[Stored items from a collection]
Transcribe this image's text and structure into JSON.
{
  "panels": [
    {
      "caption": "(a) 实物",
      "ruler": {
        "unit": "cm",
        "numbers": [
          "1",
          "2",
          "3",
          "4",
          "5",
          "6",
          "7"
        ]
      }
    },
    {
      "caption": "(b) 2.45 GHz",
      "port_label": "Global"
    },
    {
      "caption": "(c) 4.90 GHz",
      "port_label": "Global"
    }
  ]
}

EXERCISE:
Please quote the data above in full, with no line missing.

ANSWER FOR THIS EXERCISE:
Transcribe this image's text and structure into JSON.
{
  "panels": [
    {
      "caption": "(a) 实物",
      "ruler": {
        "unit": "cm",
        "numbers": [
          "1",
          "2",
          "3",
          "4",
          "5",
          "6",
          "7"
        ]
      }
    },
    {
      "caption": "(b) 2.45 GHz",
      "port_label": "Global"
    },
    {
      "caption": "(c) 4.90 GHz",
      "port_label": "Global"
    }
  ]
}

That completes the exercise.